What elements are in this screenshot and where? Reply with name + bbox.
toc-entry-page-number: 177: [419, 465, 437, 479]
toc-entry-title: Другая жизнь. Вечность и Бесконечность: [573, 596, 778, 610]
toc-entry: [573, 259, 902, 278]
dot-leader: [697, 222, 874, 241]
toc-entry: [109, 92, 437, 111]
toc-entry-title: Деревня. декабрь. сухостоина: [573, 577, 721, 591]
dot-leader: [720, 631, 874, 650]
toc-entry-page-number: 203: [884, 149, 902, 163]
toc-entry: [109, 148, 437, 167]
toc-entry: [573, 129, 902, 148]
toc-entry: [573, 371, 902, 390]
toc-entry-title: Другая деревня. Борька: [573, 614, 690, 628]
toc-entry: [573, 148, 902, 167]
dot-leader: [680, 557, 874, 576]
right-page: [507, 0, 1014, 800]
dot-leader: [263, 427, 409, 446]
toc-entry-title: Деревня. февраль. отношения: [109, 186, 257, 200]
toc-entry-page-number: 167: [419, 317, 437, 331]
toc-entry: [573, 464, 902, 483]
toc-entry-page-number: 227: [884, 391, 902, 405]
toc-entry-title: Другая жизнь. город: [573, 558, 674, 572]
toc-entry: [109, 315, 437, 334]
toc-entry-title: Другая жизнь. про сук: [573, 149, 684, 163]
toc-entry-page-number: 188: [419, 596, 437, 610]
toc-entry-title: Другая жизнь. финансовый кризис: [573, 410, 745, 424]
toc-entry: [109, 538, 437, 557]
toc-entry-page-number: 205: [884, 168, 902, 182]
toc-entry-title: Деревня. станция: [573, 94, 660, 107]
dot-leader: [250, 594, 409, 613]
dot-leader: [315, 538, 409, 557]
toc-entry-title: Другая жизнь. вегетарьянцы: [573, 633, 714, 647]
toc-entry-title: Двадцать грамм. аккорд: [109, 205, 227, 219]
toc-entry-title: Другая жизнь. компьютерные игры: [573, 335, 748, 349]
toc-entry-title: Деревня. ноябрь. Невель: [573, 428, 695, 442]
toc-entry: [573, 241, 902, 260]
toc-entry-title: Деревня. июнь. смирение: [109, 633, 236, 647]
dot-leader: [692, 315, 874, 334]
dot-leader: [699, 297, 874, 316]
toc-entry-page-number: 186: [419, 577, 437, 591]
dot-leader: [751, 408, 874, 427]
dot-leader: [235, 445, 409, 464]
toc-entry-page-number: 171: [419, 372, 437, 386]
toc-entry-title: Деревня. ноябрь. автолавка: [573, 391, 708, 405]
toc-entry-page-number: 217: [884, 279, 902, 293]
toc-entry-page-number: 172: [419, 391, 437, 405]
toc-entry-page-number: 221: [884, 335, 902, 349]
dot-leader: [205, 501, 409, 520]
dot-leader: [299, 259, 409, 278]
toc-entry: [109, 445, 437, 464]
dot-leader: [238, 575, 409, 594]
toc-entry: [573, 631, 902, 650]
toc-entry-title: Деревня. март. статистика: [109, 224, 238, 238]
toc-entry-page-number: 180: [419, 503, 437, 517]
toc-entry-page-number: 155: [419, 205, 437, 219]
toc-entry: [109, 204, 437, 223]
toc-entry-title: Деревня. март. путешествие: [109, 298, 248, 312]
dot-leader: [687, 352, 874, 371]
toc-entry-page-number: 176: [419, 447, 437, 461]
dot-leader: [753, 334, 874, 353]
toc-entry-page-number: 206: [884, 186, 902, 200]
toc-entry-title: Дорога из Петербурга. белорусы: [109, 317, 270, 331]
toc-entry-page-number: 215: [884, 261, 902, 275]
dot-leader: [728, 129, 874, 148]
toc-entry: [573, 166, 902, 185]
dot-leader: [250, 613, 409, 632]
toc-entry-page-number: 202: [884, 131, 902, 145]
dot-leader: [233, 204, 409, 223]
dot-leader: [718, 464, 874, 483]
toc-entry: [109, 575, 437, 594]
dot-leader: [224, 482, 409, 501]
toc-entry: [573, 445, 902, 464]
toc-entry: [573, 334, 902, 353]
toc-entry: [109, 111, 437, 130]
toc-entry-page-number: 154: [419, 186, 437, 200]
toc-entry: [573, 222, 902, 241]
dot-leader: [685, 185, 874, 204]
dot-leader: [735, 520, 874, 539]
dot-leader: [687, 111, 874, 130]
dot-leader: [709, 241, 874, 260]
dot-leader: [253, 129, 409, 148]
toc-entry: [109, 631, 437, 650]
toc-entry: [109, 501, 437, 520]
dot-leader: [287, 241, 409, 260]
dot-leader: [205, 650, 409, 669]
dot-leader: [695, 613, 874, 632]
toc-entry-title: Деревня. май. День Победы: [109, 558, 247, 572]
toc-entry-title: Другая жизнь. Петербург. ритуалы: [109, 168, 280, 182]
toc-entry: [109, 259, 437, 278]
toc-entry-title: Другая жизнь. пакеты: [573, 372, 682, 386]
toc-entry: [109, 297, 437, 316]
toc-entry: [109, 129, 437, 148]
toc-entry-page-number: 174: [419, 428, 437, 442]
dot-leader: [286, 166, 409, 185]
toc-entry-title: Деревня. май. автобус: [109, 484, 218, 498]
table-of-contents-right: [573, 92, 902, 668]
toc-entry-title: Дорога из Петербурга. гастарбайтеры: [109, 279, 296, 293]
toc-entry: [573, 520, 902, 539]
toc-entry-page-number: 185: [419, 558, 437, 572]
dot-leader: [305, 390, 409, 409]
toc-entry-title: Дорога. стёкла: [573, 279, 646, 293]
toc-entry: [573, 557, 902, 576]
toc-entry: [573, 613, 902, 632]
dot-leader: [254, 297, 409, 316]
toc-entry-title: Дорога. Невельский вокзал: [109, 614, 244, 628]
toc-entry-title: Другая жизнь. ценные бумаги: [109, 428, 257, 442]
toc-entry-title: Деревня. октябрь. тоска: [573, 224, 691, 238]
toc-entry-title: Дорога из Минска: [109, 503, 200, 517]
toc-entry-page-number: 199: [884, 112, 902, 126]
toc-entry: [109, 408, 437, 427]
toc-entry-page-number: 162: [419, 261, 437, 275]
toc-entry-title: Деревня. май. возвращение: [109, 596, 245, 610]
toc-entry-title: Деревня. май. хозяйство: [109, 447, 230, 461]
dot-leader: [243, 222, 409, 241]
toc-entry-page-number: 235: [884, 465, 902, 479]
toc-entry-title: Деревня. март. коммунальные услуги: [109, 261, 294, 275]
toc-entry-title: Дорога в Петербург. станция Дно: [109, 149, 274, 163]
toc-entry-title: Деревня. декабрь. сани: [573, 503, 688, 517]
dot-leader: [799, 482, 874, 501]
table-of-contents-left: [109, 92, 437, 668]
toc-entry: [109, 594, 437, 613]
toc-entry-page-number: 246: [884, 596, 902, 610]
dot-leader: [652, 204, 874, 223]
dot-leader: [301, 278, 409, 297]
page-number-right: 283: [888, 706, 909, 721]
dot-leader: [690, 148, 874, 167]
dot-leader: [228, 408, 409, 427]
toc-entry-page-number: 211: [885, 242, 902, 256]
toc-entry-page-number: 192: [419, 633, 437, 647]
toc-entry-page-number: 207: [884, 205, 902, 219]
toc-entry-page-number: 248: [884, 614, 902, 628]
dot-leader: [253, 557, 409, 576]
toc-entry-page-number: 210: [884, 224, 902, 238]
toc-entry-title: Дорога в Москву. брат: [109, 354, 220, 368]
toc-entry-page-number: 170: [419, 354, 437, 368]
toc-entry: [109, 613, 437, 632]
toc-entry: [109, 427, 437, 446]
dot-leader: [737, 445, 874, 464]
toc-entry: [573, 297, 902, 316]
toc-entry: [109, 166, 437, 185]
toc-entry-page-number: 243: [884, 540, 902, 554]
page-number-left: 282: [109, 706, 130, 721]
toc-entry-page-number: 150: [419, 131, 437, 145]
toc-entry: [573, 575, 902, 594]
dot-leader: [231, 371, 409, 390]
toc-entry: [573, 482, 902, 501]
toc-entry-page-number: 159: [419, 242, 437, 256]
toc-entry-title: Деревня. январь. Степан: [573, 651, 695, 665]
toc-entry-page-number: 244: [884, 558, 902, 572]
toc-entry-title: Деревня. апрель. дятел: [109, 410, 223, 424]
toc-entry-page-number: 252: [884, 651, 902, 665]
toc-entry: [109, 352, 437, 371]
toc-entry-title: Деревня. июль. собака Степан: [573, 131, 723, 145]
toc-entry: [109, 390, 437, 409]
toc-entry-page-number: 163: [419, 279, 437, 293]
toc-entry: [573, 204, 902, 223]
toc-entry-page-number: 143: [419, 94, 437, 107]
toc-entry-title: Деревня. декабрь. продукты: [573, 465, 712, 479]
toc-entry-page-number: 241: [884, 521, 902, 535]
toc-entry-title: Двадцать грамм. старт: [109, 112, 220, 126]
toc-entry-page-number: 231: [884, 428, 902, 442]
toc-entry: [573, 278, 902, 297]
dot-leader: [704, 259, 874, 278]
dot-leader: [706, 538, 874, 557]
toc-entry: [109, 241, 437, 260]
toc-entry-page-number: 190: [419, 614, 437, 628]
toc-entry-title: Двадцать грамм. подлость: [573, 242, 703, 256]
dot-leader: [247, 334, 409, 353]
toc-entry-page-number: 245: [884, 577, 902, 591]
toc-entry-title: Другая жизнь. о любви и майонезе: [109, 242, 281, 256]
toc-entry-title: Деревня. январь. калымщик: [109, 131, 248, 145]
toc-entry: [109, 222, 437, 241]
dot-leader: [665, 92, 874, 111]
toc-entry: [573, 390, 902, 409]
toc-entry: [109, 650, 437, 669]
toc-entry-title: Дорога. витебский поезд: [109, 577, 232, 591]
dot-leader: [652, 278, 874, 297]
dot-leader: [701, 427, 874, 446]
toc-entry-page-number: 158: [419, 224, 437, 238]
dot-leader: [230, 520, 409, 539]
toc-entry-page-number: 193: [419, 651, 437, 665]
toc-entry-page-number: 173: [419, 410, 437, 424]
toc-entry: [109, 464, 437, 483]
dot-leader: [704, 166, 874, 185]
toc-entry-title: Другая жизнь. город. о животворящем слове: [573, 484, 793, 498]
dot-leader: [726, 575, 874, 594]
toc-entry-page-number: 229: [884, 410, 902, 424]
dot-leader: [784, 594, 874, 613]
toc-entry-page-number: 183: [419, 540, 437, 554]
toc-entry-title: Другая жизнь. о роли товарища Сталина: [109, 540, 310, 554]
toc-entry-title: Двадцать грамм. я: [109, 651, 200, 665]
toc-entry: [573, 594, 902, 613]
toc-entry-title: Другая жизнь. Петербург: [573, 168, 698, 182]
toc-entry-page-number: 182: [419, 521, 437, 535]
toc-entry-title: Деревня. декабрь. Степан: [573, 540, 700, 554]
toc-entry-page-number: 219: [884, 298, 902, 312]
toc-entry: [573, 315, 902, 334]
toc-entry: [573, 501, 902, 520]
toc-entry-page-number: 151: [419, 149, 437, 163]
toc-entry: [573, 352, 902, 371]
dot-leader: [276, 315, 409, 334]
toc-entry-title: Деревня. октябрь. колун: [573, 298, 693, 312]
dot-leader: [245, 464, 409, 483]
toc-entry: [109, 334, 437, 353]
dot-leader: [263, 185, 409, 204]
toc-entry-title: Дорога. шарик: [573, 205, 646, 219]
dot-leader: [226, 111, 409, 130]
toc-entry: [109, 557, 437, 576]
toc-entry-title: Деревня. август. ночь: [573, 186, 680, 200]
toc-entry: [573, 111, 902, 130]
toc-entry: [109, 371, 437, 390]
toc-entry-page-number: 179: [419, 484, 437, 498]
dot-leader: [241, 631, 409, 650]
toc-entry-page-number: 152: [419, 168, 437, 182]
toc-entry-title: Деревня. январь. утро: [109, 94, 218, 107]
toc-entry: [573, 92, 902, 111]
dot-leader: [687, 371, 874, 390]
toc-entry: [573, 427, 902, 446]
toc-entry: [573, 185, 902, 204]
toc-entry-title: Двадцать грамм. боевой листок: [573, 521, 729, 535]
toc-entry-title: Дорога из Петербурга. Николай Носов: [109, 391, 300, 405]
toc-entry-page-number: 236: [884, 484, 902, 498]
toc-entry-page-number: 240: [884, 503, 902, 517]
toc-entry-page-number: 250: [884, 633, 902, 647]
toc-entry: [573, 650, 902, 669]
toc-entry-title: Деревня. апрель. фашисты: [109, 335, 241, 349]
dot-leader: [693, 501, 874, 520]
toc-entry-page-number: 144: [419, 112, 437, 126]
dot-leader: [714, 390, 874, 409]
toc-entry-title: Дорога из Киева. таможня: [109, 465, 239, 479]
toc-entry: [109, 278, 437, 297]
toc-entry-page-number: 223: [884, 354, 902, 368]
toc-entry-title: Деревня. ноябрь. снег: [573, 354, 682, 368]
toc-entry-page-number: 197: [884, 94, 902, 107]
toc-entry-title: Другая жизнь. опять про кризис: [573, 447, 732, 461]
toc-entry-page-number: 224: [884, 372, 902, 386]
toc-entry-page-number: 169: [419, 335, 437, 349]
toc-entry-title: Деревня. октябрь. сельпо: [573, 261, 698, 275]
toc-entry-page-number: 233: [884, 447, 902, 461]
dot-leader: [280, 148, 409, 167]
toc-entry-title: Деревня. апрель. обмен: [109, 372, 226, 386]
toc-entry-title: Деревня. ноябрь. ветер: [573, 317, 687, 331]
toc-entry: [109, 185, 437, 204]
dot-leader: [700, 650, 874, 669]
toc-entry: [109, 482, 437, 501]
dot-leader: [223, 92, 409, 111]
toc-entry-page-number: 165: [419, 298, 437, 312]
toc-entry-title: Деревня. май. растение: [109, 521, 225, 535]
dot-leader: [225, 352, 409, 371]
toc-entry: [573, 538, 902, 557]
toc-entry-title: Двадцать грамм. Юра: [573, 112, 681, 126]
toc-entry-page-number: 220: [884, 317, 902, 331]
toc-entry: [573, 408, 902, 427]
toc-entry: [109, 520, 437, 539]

········

What this task involves:
Rewrite the stretch of the listing above from its first line through the line containing "dot-leader: [697, 222, 874, 241]", swapping "screenshot" for "image" and leaving everything else unchanged.

Answer to this problem:
What elements are in this image and where? Reply with name + bbox.
toc-entry-page-number: 177: [419, 465, 437, 479]
toc-entry-title: Другая жизнь. Вечность и Бесконечность: [573, 596, 778, 610]
toc-entry: [573, 259, 902, 278]
dot-leader: [697, 222, 874, 241]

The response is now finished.